> _What the exercise asks_
Compile every line that includes the word "name".

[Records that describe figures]
....

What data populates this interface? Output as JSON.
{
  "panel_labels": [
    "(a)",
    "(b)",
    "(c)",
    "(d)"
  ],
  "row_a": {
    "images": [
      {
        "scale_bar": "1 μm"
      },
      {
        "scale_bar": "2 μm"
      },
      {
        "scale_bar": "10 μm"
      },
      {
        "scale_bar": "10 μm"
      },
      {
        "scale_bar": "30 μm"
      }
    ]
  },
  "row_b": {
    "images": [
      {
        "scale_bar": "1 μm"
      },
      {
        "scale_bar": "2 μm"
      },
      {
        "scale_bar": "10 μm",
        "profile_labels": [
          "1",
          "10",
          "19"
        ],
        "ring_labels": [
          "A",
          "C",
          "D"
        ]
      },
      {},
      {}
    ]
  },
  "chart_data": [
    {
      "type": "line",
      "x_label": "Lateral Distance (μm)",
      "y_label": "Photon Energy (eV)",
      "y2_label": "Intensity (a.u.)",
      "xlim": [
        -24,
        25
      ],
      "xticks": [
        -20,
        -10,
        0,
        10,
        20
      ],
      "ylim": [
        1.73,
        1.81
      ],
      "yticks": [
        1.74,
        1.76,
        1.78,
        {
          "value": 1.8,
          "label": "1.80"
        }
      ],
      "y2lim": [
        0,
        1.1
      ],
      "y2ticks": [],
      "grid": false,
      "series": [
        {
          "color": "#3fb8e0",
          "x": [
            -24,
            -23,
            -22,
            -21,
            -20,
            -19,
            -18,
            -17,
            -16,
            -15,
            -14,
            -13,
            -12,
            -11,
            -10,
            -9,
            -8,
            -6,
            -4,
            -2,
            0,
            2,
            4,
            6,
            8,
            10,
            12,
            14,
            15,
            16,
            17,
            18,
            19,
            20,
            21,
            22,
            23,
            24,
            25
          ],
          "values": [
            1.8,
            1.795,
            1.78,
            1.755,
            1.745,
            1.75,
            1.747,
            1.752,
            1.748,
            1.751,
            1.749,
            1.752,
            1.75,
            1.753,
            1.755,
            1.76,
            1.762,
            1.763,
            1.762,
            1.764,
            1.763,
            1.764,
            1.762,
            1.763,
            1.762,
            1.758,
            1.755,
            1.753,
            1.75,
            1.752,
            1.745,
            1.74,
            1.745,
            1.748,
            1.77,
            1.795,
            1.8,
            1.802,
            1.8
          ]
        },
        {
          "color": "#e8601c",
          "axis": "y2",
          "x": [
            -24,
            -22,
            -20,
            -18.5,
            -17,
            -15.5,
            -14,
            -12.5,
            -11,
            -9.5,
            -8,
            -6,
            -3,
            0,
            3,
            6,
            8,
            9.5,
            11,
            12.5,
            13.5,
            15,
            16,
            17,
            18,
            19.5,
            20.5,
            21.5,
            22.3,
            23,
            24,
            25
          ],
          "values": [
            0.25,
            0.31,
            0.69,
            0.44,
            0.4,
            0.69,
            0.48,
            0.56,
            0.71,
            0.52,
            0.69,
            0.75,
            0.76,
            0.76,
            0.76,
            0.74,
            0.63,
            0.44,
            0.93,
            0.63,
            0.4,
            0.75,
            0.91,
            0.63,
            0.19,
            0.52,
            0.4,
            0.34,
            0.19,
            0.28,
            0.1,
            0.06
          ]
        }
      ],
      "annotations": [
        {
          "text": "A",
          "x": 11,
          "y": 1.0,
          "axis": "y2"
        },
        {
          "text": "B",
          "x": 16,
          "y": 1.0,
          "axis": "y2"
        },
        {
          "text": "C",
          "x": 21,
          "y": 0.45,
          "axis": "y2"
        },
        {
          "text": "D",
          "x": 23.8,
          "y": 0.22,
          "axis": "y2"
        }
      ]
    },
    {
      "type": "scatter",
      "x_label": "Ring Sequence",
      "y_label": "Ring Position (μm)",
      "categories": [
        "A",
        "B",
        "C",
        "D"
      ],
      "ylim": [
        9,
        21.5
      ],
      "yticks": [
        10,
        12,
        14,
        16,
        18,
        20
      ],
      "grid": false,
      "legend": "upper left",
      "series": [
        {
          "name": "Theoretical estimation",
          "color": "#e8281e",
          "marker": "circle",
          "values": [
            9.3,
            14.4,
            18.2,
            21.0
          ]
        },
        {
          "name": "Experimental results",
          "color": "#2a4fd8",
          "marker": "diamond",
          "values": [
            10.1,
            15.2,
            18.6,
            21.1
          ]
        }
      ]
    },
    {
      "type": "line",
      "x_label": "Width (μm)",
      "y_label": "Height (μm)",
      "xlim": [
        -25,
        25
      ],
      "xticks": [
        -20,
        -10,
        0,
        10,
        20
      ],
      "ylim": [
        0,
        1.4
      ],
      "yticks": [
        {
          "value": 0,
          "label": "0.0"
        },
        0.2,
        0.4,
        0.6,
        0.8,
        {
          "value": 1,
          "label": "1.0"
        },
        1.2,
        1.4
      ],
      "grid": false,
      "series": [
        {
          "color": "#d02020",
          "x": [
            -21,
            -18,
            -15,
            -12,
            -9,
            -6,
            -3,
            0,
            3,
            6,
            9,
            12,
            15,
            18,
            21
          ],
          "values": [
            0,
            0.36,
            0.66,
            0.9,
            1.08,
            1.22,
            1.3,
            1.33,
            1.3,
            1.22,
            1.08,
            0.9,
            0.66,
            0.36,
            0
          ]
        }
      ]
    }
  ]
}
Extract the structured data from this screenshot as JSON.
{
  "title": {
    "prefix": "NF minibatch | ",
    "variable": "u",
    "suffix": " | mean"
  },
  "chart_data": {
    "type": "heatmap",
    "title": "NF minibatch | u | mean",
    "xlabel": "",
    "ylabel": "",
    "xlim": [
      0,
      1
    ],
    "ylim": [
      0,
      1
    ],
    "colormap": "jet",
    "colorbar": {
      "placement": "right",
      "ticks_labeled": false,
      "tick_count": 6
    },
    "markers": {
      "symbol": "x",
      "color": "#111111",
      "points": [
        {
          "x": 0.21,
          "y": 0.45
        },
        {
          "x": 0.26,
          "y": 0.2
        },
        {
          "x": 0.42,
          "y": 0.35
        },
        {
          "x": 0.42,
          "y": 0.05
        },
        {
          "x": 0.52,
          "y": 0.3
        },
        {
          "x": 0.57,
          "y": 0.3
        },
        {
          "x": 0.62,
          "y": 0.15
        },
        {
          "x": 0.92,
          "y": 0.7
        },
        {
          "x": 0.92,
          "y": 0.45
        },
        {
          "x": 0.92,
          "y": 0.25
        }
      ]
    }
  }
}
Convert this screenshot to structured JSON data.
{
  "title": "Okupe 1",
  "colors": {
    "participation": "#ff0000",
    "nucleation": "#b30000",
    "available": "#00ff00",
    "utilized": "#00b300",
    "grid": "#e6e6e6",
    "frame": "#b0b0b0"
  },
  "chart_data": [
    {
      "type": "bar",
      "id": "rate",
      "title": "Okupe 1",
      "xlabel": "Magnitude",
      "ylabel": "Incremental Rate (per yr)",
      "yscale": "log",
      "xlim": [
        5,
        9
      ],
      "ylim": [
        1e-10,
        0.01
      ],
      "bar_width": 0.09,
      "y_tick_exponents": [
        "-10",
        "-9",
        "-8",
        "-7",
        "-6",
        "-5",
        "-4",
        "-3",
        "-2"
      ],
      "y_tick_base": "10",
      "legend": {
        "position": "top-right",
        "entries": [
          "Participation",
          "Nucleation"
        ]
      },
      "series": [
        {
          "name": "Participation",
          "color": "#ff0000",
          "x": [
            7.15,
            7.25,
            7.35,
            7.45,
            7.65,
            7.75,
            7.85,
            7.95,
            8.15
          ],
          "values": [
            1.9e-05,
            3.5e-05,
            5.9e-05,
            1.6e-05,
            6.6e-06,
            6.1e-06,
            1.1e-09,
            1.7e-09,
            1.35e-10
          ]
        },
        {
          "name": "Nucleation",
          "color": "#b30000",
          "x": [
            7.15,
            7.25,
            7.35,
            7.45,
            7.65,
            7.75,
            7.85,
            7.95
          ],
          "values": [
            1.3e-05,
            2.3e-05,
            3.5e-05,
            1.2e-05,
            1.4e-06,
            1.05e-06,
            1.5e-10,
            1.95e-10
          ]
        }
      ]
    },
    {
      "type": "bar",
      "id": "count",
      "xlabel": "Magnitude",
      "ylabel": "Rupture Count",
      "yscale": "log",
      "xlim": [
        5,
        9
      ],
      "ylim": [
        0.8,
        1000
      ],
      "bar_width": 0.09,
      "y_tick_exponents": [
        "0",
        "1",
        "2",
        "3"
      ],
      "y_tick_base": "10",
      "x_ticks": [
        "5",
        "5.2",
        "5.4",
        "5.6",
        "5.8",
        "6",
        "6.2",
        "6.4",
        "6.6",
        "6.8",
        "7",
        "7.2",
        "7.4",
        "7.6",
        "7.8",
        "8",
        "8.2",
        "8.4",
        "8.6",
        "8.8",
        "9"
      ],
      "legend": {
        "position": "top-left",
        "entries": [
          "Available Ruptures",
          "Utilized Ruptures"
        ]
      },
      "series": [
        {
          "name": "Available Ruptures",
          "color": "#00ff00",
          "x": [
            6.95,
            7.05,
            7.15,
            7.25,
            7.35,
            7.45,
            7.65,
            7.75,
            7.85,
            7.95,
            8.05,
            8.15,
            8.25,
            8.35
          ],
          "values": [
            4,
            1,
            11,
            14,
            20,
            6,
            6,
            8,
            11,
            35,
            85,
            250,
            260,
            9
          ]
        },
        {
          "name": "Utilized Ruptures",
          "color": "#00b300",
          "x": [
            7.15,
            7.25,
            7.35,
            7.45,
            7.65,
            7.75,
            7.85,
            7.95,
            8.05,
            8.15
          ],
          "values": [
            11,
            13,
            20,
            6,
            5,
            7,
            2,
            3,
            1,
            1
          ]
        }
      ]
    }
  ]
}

....

> _Answer in full_
          "name": "Theoretical estimation",
          "name": "Experimental results",
          "name": "Participation",
          "name": "Nucleation",
          "name": "Available Ruptures",
          "name": "Utilized Ruptures",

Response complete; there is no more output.